_Given task_
Within the listing below, locate all lines containing the word "category". Copy each one.
════════════════════
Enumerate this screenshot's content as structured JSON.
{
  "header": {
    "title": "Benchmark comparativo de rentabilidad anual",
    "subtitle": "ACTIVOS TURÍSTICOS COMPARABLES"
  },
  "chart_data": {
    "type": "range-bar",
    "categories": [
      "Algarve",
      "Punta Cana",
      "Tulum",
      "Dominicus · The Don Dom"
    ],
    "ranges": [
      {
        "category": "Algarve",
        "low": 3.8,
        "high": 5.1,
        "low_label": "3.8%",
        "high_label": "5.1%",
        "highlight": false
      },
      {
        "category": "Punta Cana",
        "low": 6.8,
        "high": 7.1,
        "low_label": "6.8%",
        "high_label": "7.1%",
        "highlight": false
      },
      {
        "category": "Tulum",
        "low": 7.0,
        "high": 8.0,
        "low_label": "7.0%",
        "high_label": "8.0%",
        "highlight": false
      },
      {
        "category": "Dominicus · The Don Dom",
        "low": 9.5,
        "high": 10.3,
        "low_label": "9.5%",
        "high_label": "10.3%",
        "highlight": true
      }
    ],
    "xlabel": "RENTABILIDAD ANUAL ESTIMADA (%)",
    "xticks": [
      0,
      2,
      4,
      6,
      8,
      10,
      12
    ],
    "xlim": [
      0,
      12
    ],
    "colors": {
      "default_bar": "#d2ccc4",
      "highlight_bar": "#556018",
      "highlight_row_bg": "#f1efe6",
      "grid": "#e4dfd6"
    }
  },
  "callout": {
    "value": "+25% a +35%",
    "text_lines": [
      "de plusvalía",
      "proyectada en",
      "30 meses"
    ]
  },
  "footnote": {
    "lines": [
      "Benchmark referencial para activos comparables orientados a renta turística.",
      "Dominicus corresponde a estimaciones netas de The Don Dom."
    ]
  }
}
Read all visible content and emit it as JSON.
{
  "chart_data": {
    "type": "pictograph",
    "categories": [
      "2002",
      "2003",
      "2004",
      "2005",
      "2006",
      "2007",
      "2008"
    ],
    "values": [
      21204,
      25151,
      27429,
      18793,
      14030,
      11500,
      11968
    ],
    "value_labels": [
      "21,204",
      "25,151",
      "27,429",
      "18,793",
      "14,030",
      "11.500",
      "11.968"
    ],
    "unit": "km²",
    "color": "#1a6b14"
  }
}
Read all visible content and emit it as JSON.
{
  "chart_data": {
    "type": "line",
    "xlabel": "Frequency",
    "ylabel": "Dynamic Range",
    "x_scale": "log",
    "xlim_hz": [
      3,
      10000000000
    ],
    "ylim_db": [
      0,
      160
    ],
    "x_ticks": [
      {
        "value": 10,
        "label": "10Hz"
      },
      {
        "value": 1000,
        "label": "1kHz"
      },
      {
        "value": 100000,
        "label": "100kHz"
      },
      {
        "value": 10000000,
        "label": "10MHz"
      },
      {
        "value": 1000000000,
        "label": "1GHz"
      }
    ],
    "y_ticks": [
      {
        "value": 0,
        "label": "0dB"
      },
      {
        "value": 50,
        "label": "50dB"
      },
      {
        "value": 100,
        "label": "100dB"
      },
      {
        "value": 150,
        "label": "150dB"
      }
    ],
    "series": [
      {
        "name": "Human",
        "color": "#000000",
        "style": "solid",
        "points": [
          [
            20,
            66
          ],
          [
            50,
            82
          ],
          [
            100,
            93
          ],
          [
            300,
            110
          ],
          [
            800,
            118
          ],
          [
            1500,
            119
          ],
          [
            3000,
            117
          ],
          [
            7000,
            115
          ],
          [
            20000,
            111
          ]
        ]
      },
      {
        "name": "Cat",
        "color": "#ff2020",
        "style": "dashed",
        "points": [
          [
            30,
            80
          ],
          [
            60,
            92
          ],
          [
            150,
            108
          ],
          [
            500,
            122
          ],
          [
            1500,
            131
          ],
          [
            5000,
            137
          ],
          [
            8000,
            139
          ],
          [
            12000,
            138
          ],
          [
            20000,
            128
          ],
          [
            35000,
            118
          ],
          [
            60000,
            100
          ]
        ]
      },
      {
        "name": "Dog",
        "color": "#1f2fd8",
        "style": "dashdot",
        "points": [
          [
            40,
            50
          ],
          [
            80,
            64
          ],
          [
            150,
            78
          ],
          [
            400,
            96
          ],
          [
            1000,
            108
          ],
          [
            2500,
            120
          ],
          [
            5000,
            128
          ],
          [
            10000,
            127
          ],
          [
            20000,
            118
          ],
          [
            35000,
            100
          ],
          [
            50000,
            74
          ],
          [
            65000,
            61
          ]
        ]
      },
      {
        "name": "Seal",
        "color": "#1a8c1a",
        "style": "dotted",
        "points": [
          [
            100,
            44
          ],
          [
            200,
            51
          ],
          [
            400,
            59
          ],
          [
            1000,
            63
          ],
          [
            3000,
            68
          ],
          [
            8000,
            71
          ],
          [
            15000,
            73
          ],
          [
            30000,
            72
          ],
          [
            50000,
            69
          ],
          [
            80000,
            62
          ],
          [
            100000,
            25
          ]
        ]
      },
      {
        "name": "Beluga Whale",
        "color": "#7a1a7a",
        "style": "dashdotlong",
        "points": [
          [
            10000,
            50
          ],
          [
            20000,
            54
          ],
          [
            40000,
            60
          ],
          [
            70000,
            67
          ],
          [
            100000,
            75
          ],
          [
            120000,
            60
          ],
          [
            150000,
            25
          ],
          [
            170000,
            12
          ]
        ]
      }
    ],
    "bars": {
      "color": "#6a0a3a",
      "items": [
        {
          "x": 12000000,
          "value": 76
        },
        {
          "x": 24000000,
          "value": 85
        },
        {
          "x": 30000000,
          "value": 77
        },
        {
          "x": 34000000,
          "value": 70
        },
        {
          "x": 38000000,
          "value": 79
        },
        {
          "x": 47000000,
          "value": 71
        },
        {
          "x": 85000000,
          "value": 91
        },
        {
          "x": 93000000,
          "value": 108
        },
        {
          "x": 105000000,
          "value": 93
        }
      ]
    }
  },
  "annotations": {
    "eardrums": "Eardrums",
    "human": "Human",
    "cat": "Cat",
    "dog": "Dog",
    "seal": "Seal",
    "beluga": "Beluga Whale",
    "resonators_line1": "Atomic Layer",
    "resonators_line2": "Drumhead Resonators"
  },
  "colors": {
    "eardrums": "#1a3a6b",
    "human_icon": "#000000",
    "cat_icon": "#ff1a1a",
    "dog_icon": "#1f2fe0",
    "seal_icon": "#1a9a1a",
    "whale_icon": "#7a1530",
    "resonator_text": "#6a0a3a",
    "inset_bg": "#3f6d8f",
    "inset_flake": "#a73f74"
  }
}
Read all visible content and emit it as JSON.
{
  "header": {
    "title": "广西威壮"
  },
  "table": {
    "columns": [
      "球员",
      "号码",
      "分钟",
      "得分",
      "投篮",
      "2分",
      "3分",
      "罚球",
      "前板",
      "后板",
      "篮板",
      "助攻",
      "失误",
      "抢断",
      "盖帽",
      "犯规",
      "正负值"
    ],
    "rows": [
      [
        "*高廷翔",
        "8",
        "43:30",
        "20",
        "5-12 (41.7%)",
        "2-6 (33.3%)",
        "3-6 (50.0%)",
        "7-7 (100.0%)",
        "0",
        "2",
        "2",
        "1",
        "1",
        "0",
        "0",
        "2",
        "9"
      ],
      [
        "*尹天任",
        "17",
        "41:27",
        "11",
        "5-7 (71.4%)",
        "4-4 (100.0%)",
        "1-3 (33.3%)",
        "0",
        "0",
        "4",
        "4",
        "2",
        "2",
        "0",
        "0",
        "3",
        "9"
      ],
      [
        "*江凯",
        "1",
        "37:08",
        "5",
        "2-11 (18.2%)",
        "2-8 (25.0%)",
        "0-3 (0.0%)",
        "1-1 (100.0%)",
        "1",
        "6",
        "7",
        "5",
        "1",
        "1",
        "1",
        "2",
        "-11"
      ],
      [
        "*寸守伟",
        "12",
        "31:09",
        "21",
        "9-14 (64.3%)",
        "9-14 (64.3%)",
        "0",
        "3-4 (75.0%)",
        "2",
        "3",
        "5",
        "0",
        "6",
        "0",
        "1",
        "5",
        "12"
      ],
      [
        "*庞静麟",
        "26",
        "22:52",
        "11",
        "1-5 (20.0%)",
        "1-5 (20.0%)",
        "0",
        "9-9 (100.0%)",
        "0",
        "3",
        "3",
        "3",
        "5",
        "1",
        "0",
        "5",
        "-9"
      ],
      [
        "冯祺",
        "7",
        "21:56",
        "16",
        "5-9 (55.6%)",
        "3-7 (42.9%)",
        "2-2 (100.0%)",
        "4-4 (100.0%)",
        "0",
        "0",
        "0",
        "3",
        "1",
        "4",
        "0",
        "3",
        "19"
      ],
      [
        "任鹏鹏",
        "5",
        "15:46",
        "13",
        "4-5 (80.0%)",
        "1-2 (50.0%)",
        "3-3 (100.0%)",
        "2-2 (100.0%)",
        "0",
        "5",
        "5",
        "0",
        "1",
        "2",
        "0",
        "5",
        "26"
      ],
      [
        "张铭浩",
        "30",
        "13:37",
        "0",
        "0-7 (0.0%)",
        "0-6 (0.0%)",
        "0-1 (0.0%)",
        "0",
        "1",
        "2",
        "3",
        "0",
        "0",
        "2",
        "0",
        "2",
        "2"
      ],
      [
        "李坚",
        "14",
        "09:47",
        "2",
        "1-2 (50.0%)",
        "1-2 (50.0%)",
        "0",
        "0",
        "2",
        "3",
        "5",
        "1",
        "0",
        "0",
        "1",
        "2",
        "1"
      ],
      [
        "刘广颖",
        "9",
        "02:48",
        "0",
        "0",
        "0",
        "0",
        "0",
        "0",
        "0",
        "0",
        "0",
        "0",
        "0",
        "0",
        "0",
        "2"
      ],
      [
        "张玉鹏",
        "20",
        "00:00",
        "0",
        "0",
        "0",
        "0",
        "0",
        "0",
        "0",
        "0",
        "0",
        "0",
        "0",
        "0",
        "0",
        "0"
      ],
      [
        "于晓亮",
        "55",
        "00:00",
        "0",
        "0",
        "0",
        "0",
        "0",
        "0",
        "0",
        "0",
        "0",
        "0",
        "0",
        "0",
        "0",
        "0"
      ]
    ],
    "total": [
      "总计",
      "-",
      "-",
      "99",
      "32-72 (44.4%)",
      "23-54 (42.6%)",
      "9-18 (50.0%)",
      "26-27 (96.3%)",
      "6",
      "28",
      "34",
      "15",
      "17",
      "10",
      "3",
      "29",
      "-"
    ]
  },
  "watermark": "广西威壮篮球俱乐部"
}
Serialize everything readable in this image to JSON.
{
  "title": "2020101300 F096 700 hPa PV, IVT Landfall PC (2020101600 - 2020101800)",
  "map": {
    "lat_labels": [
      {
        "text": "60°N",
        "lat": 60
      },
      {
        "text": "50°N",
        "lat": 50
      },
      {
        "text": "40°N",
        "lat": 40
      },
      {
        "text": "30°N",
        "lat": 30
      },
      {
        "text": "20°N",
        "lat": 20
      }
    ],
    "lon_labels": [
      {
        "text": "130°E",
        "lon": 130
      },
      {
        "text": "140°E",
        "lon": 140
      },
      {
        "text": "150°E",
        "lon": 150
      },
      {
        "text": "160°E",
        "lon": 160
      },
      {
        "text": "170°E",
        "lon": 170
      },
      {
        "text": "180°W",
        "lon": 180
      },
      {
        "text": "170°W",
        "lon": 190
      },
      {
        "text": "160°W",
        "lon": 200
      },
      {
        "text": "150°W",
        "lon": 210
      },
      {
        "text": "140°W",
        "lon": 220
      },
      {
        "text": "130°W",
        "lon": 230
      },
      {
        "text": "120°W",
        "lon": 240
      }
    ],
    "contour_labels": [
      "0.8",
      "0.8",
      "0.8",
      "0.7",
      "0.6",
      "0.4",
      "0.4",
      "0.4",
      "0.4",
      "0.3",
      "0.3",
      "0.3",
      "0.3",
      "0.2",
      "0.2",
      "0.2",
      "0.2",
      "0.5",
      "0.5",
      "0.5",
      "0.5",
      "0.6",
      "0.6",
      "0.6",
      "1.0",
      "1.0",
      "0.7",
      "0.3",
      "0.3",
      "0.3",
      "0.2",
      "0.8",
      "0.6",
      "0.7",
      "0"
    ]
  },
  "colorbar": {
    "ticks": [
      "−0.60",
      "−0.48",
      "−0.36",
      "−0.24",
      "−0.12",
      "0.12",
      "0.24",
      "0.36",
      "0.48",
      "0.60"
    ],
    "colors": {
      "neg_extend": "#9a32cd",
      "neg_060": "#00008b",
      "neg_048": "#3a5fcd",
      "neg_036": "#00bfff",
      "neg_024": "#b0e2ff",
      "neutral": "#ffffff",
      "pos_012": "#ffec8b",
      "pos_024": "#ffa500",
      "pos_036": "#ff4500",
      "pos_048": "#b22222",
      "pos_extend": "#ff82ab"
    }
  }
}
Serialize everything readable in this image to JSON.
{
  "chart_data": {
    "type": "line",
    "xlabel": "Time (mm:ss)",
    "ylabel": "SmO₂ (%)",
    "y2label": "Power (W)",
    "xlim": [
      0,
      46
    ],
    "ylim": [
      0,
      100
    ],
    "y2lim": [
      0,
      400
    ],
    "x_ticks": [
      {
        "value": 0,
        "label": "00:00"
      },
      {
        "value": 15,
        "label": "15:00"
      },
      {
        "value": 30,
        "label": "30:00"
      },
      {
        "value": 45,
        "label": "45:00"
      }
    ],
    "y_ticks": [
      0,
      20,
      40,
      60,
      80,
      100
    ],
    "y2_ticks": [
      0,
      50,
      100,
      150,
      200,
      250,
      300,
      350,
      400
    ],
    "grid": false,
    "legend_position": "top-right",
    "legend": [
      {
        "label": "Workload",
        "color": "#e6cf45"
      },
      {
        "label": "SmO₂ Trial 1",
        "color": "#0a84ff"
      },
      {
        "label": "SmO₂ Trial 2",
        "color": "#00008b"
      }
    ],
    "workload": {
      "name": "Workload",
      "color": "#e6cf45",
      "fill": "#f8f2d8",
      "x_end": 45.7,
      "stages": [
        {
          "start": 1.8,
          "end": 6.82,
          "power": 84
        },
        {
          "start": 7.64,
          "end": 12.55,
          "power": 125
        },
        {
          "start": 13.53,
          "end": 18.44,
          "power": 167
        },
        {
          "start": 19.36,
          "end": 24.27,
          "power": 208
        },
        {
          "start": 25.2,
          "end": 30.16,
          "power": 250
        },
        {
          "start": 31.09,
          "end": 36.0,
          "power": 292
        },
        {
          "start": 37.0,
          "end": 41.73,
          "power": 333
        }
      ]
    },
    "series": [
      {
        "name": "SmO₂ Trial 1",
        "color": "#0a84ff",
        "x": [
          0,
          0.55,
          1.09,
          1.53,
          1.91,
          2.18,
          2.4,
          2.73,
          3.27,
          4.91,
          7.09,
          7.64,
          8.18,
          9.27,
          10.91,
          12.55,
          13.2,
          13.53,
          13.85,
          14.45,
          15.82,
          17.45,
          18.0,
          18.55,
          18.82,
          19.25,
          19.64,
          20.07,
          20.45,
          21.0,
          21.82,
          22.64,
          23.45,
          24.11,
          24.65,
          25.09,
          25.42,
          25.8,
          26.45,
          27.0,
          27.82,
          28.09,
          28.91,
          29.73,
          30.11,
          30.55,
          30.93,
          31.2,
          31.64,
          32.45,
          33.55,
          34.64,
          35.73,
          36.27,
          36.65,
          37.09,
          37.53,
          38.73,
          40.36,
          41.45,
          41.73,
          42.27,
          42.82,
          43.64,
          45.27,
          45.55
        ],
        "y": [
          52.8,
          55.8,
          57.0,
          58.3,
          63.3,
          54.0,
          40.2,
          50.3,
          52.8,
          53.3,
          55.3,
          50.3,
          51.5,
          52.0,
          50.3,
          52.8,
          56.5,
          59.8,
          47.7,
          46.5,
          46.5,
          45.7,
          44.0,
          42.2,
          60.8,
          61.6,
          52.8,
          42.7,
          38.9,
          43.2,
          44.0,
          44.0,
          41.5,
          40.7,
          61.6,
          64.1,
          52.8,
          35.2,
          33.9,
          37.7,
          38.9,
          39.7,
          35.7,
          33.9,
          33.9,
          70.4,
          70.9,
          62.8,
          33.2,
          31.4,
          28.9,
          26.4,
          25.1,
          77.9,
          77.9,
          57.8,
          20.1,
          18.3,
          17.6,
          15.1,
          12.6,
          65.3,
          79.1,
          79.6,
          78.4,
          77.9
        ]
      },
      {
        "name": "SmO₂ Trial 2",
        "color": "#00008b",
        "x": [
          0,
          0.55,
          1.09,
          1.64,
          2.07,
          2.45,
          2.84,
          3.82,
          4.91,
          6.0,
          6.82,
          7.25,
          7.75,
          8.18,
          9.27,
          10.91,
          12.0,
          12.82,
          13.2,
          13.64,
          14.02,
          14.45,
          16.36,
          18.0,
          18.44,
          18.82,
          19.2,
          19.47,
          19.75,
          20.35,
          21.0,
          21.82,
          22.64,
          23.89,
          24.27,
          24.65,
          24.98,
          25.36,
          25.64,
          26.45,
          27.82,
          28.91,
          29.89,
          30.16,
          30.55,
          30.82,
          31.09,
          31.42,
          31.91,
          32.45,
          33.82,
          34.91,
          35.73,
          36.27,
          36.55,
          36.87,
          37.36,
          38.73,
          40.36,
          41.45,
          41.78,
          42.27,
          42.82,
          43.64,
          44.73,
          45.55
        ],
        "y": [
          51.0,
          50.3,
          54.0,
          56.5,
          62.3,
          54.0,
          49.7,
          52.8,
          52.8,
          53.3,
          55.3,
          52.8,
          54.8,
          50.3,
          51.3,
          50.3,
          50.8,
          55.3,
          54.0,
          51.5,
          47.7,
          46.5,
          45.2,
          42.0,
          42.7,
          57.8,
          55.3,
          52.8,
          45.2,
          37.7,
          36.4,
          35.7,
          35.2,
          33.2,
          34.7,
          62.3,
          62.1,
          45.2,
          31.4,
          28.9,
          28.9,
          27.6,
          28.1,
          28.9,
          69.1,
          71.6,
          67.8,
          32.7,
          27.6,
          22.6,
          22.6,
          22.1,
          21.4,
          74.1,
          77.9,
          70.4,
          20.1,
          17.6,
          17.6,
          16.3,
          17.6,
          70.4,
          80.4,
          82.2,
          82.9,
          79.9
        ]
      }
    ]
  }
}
════════════════════
_Exercise solution_
        "category": "Algarve",
        "category": "Punta Cana",
        "category": "Tulum",
        "category": "Dominicus · The Don Dom",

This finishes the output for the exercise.